▸ What to produce
Set down every entry word for word. Omit the pictures.

▸ Supplied information
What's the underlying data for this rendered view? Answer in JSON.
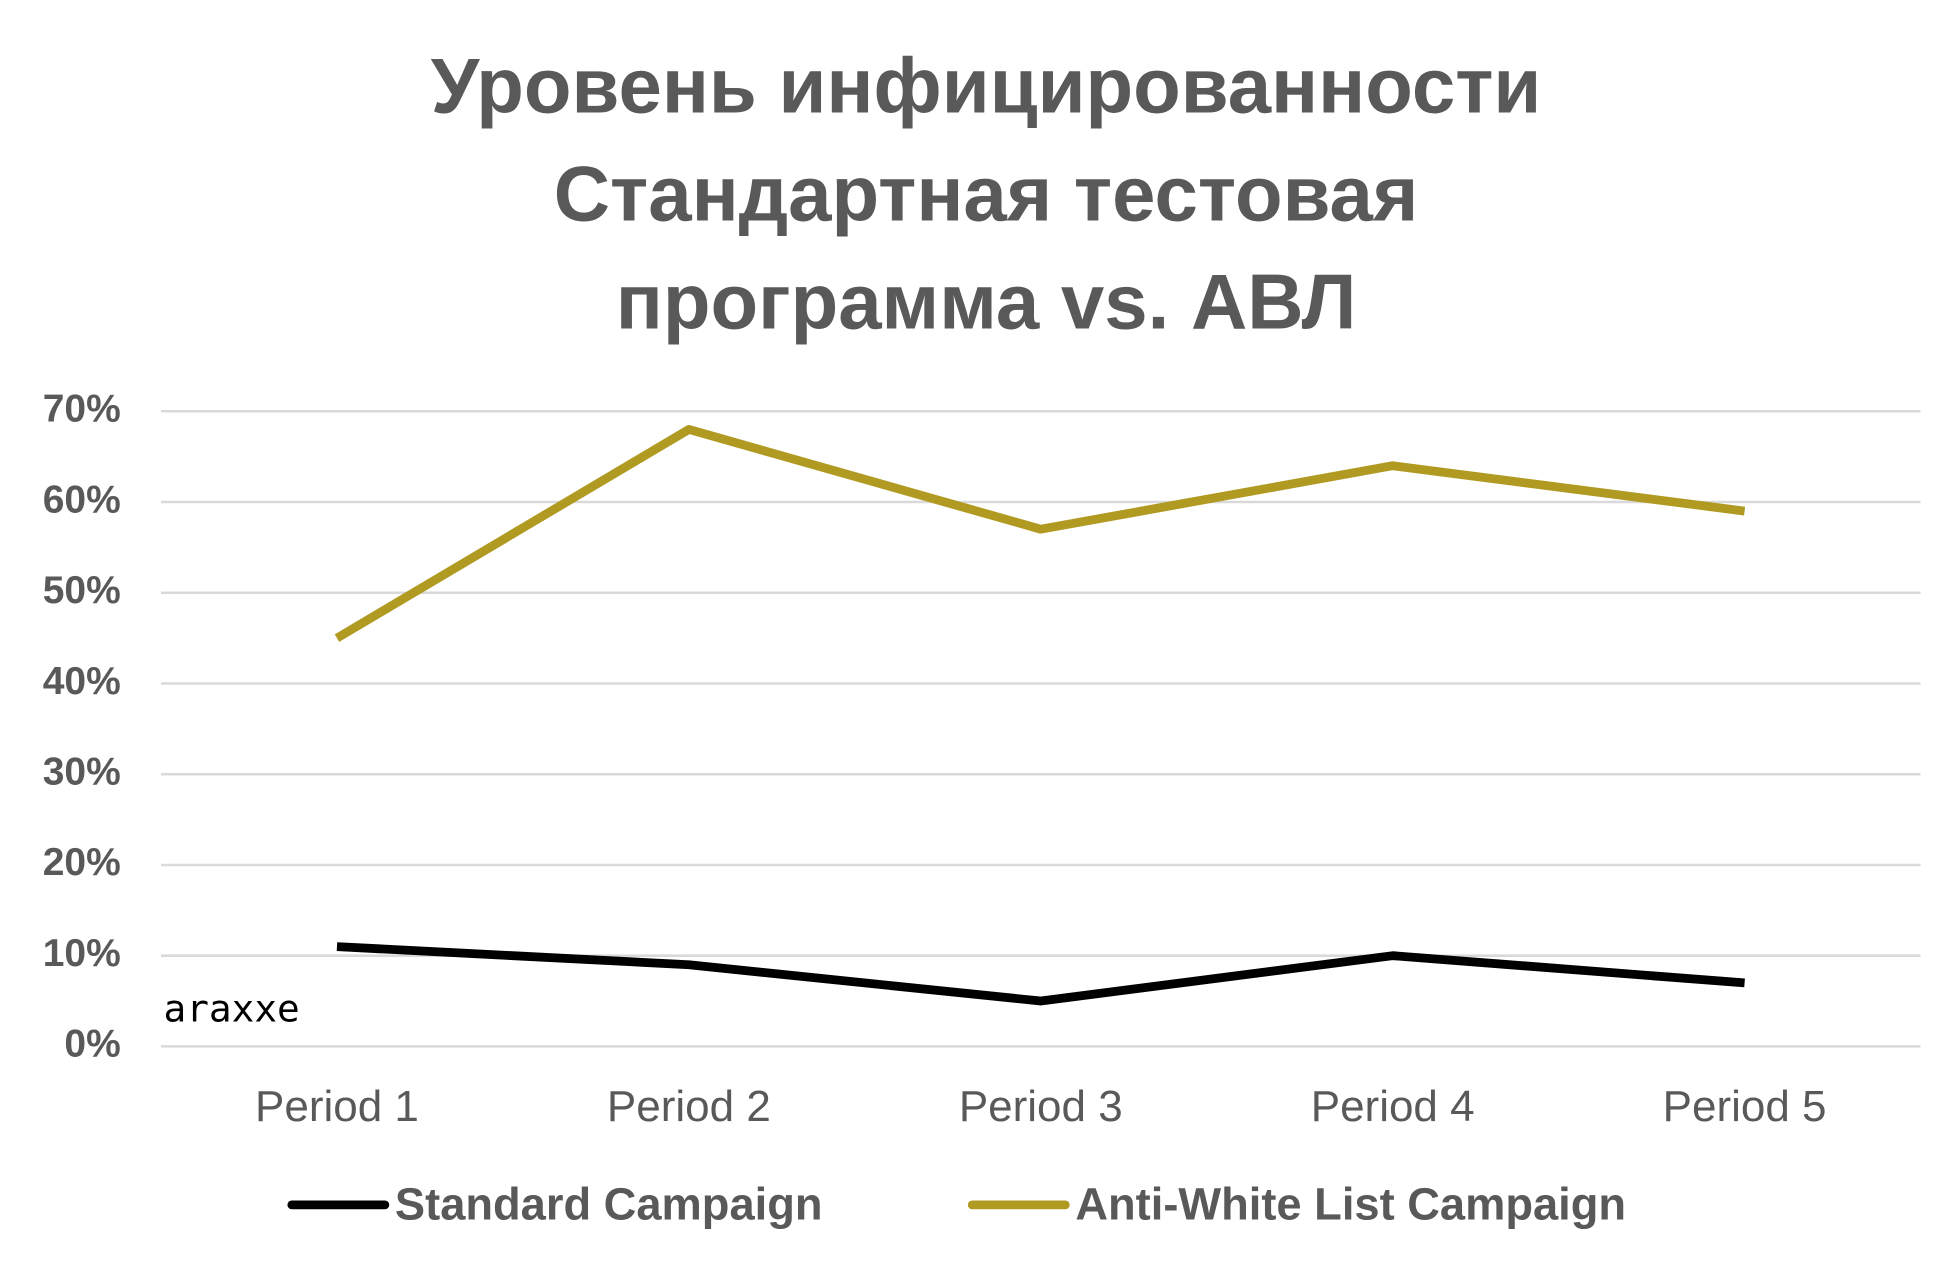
{
  "chart_data": {
    "type": "line",
    "title": [
      "Уровень инфицированности",
      "Стандартная тестовая",
      "программа vs. АВЛ"
    ],
    "categories": [
      "Period 1",
      "Period 2",
      "Period 3",
      "Period 4",
      "Period 5"
    ],
    "series": [
      {
        "name": "Standard Campaign",
        "color": "#000000",
        "values": [
          11,
          9,
          5,
          10,
          7
        ]
      },
      {
        "name": "Anti-White List Campaign",
        "color": "#b09a22",
        "values": [
          45,
          68,
          57,
          64,
          59
        ]
      }
    ],
    "ylim": [
      0,
      70
    ],
    "yticks": [
      {
        "value": 0,
        "label": "0%"
      },
      {
        "value": 10,
        "label": "10%"
      },
      {
        "value": 20,
        "label": "20%"
      },
      {
        "value": 30,
        "label": "30%"
      },
      {
        "value": 40,
        "label": "40%"
      },
      {
        "value": 50,
        "label": "50%"
      },
      {
        "value": 60,
        "label": "60%"
      },
      {
        "value": 70,
        "label": "70%"
      }
    ],
    "grid": true,
    "legend": "bottom",
    "watermark": "araxxe"
  }
}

▸ Solution for this task
What's the underlying data for this rendered view? Answer in JSON.
{
  "chart_data": {
    "type": "line",
    "title": [
      "Уровень инфицированности",
      "Стандартная тестовая",
      "программа vs. АВЛ"
    ],
    "categories": [
      "Period 1",
      "Period 2",
      "Period 3",
      "Period 4",
      "Period 5"
    ],
    "series": [
      {
        "name": "Standard Campaign",
        "color": "#000000",
        "values": [
          11,
          9,
          5,
          10,
          7
        ]
      },
      {
        "name": "Anti-White List Campaign",
        "color": "#b09a22",
        "values": [
          45,
          68,
          57,
          64,
          59
        ]
      }
    ],
    "ylim": [
      0,
      70
    ],
    "yticks": [
      {
        "value": 0,
        "label": "0%"
      },
      {
        "value": 10,
        "label": "10%"
      },
      {
        "value": 20,
        "label": "20%"
      },
      {
        "value": 30,
        "label": "30%"
      },
      {
        "value": 40,
        "label": "40%"
      },
      {
        "value": 50,
        "label": "50%"
      },
      {
        "value": 60,
        "label": "60%"
      },
      {
        "value": 70,
        "label": "70%"
      }
    ],
    "grid": true,
    "legend": "bottom",
    "watermark": "araxxe"
  }
}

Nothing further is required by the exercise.